### Records from a data source
----

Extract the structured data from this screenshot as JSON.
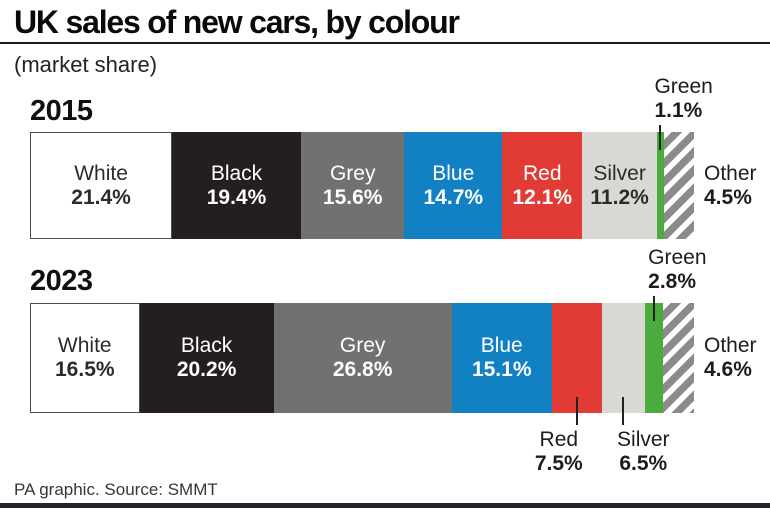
{
  "header": {
    "title": "UK sales of new cars, by colour",
    "subtitle": "(market share)"
  },
  "footer": {
    "credit": "PA graphic. Source: SMMT"
  },
  "chart_data": {
    "type": "bar",
    "variant": "horizontal-stacked-100-percent",
    "title": "UK sales of new cars, by colour",
    "subtitle": "(market share)",
    "source": "PA graphic. Source: SMMT",
    "unit": "%",
    "categories": [
      "White",
      "Black",
      "Grey",
      "Blue",
      "Red",
      "Silver",
      "Green",
      "Other"
    ],
    "series": [
      {
        "name": "2015",
        "values": [
          21.4,
          19.4,
          15.6,
          14.7,
          12.1,
          11.2,
          1.1,
          4.5
        ]
      },
      {
        "name": "2023",
        "values": [
          16.5,
          20.2,
          26.8,
          15.1,
          7.5,
          6.5,
          2.8,
          4.6
        ]
      }
    ],
    "colors": {
      "White": "#ffffff",
      "Black": "#231f20",
      "Grey": "#717171",
      "Blue": "#1181c3",
      "Red": "#e23a34",
      "Silver": "#d9d8d4",
      "Green": "#4aac3d",
      "Other": "grey-white-diagonal-hatch",
      "pointer_line": "#231f20",
      "keyline": "#232129"
    },
    "legend_position": "labels-on-segments",
    "axes": "none",
    "grid": false
  }
}
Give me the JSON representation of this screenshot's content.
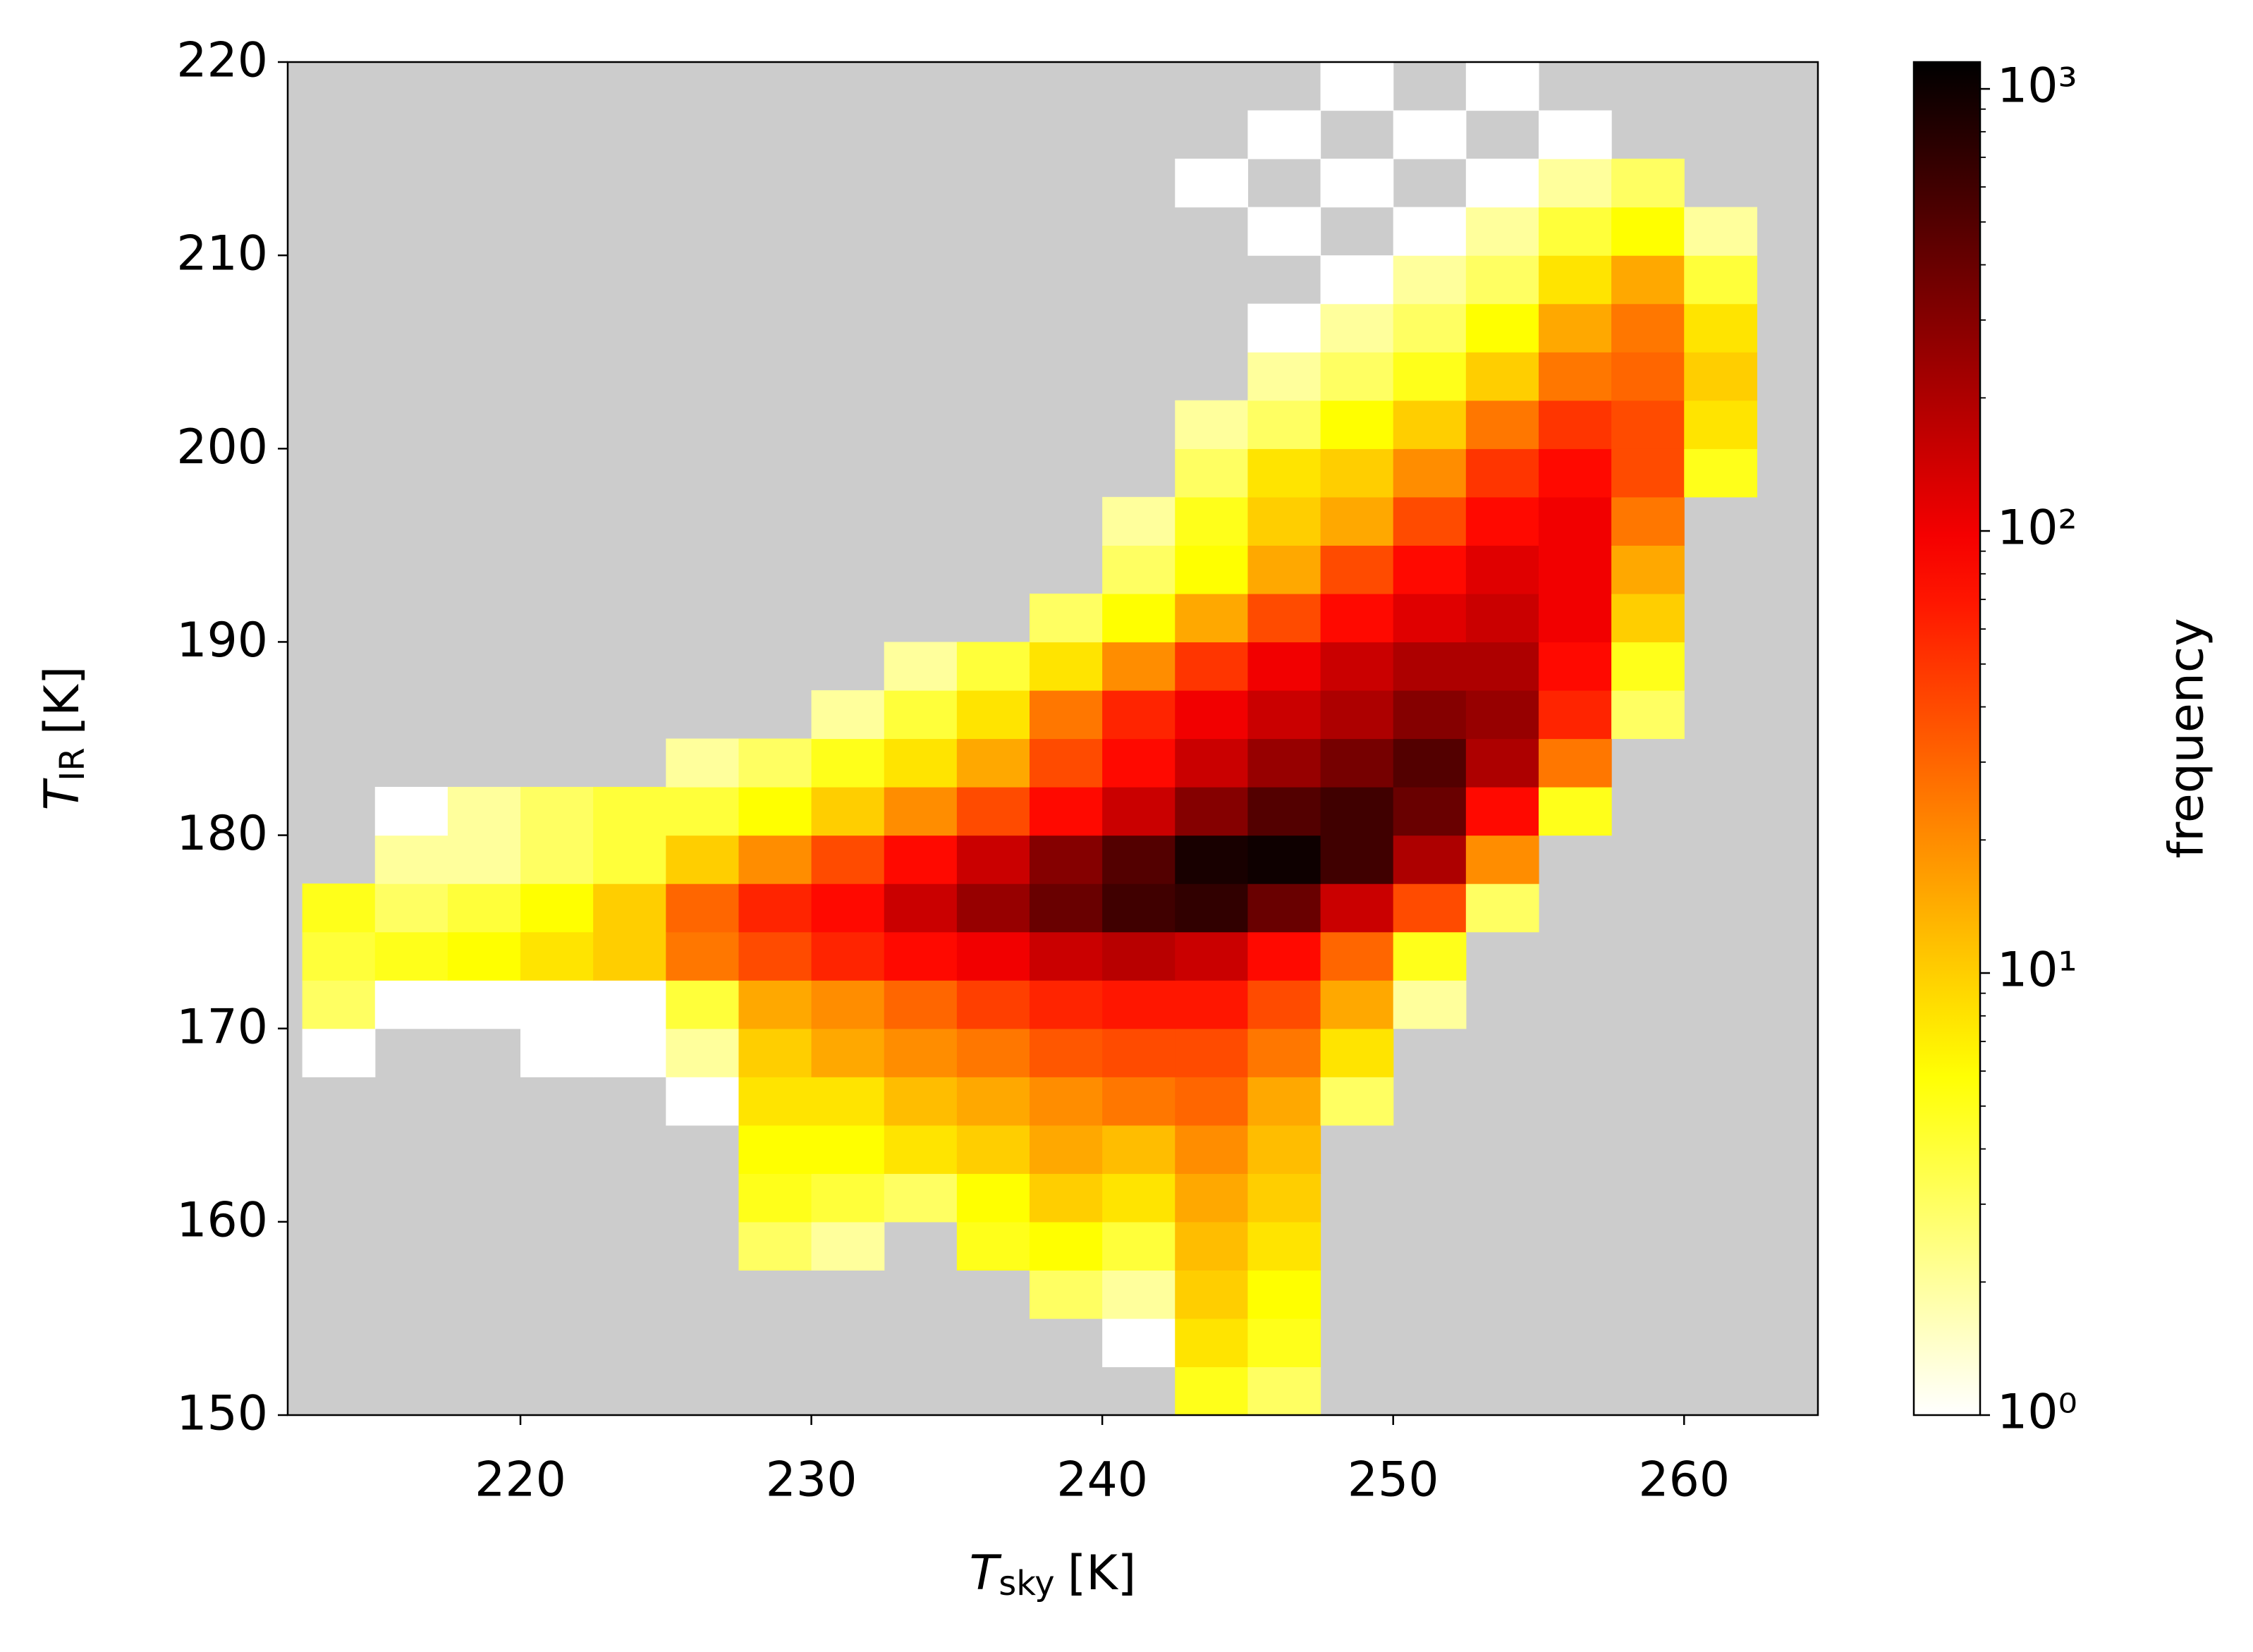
{
  "chart_data": {
    "type": "histogram2d",
    "xlabel": {
      "symbol": "T",
      "subscript": "sky",
      "unit": "[K]"
    },
    "ylabel": {
      "symbol": "T",
      "subscript": "IR",
      "unit": "[K]"
    },
    "colorbar_label": "frequency",
    "colormap": "hot_r",
    "background_color": "#cccccc",
    "log_color_scale": true,
    "xlim": [
      212,
      264.6
    ],
    "ylim": [
      150,
      220
    ],
    "xticks": [
      220,
      230,
      240,
      250,
      260
    ],
    "yticks": [
      150,
      160,
      170,
      180,
      190,
      200,
      210,
      220
    ],
    "clim": [
      1,
      1150
    ],
    "cticks": [
      {
        "value": 1,
        "label": "10⁰"
      },
      {
        "value": 10,
        "label": "10¹"
      },
      {
        "value": 100,
        "label": "10²"
      },
      {
        "value": 1000,
        "label": "10³"
      }
    ],
    "cminor_ticks": [
      2,
      3,
      4,
      5,
      6,
      7,
      8,
      9,
      20,
      30,
      40,
      50,
      60,
      70,
      80,
      90,
      200,
      300,
      400,
      500,
      600,
      700,
      800,
      900
    ],
    "x_bins": [
      212.5,
      215,
      217.5,
      220,
      222.5,
      225,
      227.5,
      230,
      232.5,
      235,
      237.5,
      240,
      242.5,
      245,
      247.5,
      250,
      252.5,
      255,
      257.5,
      260,
      262.5
    ],
    "y_bins": [
      150,
      152.5,
      155,
      157.5,
      160,
      162.5,
      165,
      167.5,
      170,
      172.5,
      175,
      177.5,
      180,
      182.5,
      185,
      187.5,
      190,
      192.5,
      195,
      197.5,
      200,
      202.5,
      205,
      207.5,
      210,
      212.5,
      215,
      217.5,
      220
    ],
    "counts": [
      [
        null,
        null,
        null,
        null,
        null,
        null,
        null,
        null,
        null,
        null,
        null,
        null,
        5,
        3,
        null,
        null,
        null,
        null,
        null,
        null
      ],
      [
        null,
        null,
        null,
        null,
        null,
        null,
        null,
        null,
        null,
        null,
        null,
        1,
        8,
        5,
        null,
        null,
        null,
        null,
        null,
        null
      ],
      [
        null,
        null,
        null,
        null,
        null,
        null,
        null,
        null,
        null,
        null,
        3,
        2,
        10,
        6,
        null,
        null,
        null,
        null,
        null,
        null
      ],
      [
        null,
        null,
        null,
        null,
        null,
        null,
        3,
        2,
        null,
        5,
        6,
        4,
        12,
        8,
        null,
        null,
        null,
        null,
        null,
        null
      ],
      [
        null,
        null,
        null,
        null,
        null,
        null,
        5,
        4,
        3,
        6,
        10,
        8,
        15,
        10,
        null,
        null,
        null,
        null,
        null,
        null
      ],
      [
        null,
        null,
        null,
        null,
        null,
        null,
        6,
        6,
        8,
        10,
        15,
        12,
        20,
        12,
        null,
        null,
        null,
        null,
        null,
        null
      ],
      [
        null,
        null,
        null,
        null,
        null,
        1,
        8,
        8,
        12,
        15,
        20,
        25,
        30,
        15,
        3,
        null,
        null,
        null,
        null,
        null
      ],
      [
        1,
        null,
        null,
        1,
        1,
        2,
        10,
        15,
        20,
        25,
        35,
        40,
        40,
        25,
        8,
        null,
        null,
        null,
        null,
        null
      ],
      [
        3,
        1,
        1,
        1,
        1,
        4,
        15,
        20,
        30,
        45,
        60,
        70,
        70,
        40,
        15,
        2,
        null,
        null,
        null,
        null
      ],
      [
        4,
        5,
        6,
        8,
        10,
        25,
        40,
        60,
        80,
        100,
        150,
        180,
        150,
        80,
        30,
        5,
        null,
        null,
        null,
        null
      ],
      [
        5,
        3,
        4,
        6,
        10,
        30,
        60,
        80,
        150,
        250,
        400,
        600,
        700,
        400,
        150,
        40,
        3,
        null,
        null,
        null
      ],
      [
        null,
        2,
        2,
        3,
        4,
        10,
        20,
        40,
        80,
        150,
        300,
        500,
        900,
        1000,
        600,
        200,
        20,
        null,
        null,
        null
      ],
      [
        null,
        1,
        2,
        3,
        4,
        4,
        6,
        10,
        20,
        40,
        80,
        150,
        300,
        500,
        600,
        400,
        80,
        5,
        null,
        null
      ],
      [
        null,
        null,
        null,
        null,
        null,
        2,
        3,
        5,
        8,
        15,
        40,
        80,
        150,
        250,
        350,
        500,
        200,
        25,
        null,
        null
      ],
      [
        null,
        null,
        null,
        null,
        null,
        null,
        null,
        2,
        4,
        8,
        25,
        60,
        100,
        150,
        200,
        300,
        250,
        60,
        3,
        null
      ],
      [
        null,
        null,
        null,
        null,
        null,
        null,
        null,
        null,
        2,
        4,
        8,
        20,
        50,
        100,
        150,
        200,
        200,
        80,
        5,
        null
      ],
      [
        null,
        null,
        null,
        null,
        null,
        null,
        null,
        null,
        null,
        null,
        3,
        6,
        15,
        40,
        80,
        120,
        150,
        100,
        10,
        null
      ],
      [
        null,
        null,
        null,
        null,
        null,
        null,
        null,
        null,
        null,
        null,
        null,
        3,
        6,
        15,
        40,
        80,
        120,
        100,
        15,
        null
      ],
      [
        null,
        null,
        null,
        null,
        null,
        null,
        null,
        null,
        null,
        null,
        null,
        2,
        5,
        10,
        15,
        40,
        80,
        100,
        25,
        null
      ],
      [
        null,
        null,
        null,
        null,
        null,
        null,
        null,
        null,
        null,
        null,
        null,
        null,
        3,
        8,
        10,
        20,
        50,
        80,
        40,
        5
      ],
      [
        null,
        null,
        null,
        null,
        null,
        null,
        null,
        null,
        null,
        null,
        null,
        null,
        2,
        3,
        6,
        10,
        25,
        50,
        40,
        8
      ],
      [
        null,
        null,
        null,
        null,
        null,
        null,
        null,
        null,
        null,
        null,
        null,
        null,
        null,
        2,
        3,
        5,
        10,
        25,
        30,
        10
      ],
      [
        null,
        null,
        null,
        null,
        null,
        null,
        null,
        null,
        null,
        null,
        null,
        null,
        null,
        1,
        2,
        3,
        6,
        15,
        25,
        8
      ],
      [
        null,
        null,
        null,
        null,
        null,
        null,
        null,
        null,
        null,
        null,
        null,
        null,
        null,
        null,
        1,
        2,
        3,
        8,
        15,
        4
      ],
      [
        null,
        null,
        null,
        null,
        null,
        null,
        null,
        null,
        null,
        null,
        null,
        null,
        null,
        1,
        null,
        1,
        2,
        4,
        6,
        2
      ],
      [
        null,
        null,
        null,
        null,
        null,
        null,
        null,
        null,
        null,
        null,
        null,
        null,
        1,
        null,
        1,
        null,
        1,
        2,
        3,
        null
      ],
      [
        null,
        null,
        null,
        null,
        null,
        null,
        null,
        null,
        null,
        null,
        null,
        null,
        null,
        1,
        null,
        1,
        null,
        1,
        null,
        null
      ],
      [
        null,
        null,
        null,
        null,
        null,
        null,
        null,
        null,
        null,
        null,
        null,
        null,
        null,
        null,
        1,
        null,
        1,
        null,
        null,
        null
      ]
    ]
  }
}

----

### The exercise
Looking at the material above, count the lines containing the string "graphic" and reply with the count alone.

### Exercise answer
2